● Exercise instructions: Write each line out again exactly as written.

## Begin

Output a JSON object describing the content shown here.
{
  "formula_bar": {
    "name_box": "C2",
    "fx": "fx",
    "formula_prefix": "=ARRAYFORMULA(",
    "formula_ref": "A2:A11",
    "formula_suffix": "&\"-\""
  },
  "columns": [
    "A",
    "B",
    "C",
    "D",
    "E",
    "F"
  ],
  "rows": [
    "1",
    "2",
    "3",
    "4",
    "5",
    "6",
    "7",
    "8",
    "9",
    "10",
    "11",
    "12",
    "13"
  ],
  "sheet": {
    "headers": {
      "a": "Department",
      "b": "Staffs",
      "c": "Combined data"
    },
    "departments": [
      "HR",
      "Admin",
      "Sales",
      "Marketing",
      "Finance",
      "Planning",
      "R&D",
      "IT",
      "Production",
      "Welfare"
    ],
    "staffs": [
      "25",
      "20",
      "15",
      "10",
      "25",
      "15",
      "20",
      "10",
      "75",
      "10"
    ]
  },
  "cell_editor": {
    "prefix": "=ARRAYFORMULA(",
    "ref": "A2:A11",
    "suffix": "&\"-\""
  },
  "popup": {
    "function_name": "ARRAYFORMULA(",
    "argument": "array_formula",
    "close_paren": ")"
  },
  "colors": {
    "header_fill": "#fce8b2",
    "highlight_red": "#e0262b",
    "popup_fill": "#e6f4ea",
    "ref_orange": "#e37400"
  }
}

## End

● Complete output:
Output a JSON object describing the content shown here.
{
  "formula_bar": {
    "name_box": "C2",
    "fx": "fx",
    "formula_prefix": "=ARRAYFORMULA(",
    "formula_ref": "A2:A11",
    "formula_suffix": "&\"-\""
  },
  "columns": [
    "A",
    "B",
    "C",
    "D",
    "E",
    "F"
  ],
  "rows": [
    "1",
    "2",
    "3",
    "4",
    "5",
    "6",
    "7",
    "8",
    "9",
    "10",
    "11",
    "12",
    "13"
  ],
  "sheet": {
    "headers": {
      "a": "Department",
      "b": "Staffs",
      "c": "Combined data"
    },
    "departments": [
      "HR",
      "Admin",
      "Sales",
      "Marketing",
      "Finance",
      "Planning",
      "R&D",
      "IT",
      "Production",
      "Welfare"
    ],
    "staffs": [
      "25",
      "20",
      "15",
      "10",
      "25",
      "15",
      "20",
      "10",
      "75",
      "10"
    ]
  },
  "cell_editor": {
    "prefix": "=ARRAYFORMULA(",
    "ref": "A2:A11",
    "suffix": "&\"-\""
  },
  "popup": {
    "function_name": "ARRAYFORMULA(",
    "argument": "array_formula",
    "close_paren": ")"
  },
  "colors": {
    "header_fill": "#fce8b2",
    "highlight_red": "#e0262b",
    "popup_fill": "#e6f4ea",
    "ref_orange": "#e37400"
  }
}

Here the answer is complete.